§ **Set exercise**
Set down the full listing exactly, character for character.

━━━━

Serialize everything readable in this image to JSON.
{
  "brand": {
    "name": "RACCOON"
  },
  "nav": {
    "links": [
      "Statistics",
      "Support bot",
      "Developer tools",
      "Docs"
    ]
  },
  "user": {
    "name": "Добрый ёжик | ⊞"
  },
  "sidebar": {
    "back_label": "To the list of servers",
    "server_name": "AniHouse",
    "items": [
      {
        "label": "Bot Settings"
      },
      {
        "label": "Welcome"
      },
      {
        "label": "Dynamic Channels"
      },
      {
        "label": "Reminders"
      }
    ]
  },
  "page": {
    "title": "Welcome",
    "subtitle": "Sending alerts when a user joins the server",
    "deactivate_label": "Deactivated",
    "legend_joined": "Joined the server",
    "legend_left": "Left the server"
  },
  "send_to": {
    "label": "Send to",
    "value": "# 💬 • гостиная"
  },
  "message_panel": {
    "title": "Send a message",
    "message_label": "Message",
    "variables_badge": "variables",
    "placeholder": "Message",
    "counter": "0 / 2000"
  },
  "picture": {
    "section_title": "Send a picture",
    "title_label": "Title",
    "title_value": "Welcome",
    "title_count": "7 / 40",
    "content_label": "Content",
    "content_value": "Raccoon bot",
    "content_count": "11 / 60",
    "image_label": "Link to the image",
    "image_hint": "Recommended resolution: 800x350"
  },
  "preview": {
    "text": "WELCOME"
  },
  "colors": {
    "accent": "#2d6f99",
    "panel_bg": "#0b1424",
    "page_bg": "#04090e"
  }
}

━━━━

§ **Finished answer**
Serialize everything readable in this image to JSON.
{
  "brand": {
    "name": "RACCOON"
  },
  "nav": {
    "links": [
      "Statistics",
      "Support bot",
      "Developer tools",
      "Docs"
    ]
  },
  "user": {
    "name": "Добрый ёжик | ⊞"
  },
  "sidebar": {
    "back_label": "To the list of servers",
    "server_name": "AniHouse",
    "items": [
      {
        "label": "Bot Settings"
      },
      {
        "label": "Welcome"
      },
      {
        "label": "Dynamic Channels"
      },
      {
        "label": "Reminders"
      }
    ]
  },
  "page": {
    "title": "Welcome",
    "subtitle": "Sending alerts when a user joins the server",
    "deactivate_label": "Deactivated",
    "legend_joined": "Joined the server",
    "legend_left": "Left the server"
  },
  "send_to": {
    "label": "Send to",
    "value": "# 💬 • гостиная"
  },
  "message_panel": {
    "title": "Send a message",
    "message_label": "Message",
    "variables_badge": "variables",
    "placeholder": "Message",
    "counter": "0 / 2000"
  },
  "picture": {
    "section_title": "Send a picture",
    "title_label": "Title",
    "title_value": "Welcome",
    "title_count": "7 / 40",
    "content_label": "Content",
    "content_value": "Raccoon bot",
    "content_count": "11 / 60",
    "image_label": "Link to the image",
    "image_hint": "Recommended resolution: 800x350"
  },
  "preview": {
    "text": "WELCOME"
  },
  "colors": {
    "accent": "#2d6f99",
    "panel_bg": "#0b1424",
    "page_bg": "#04090e"
  }
}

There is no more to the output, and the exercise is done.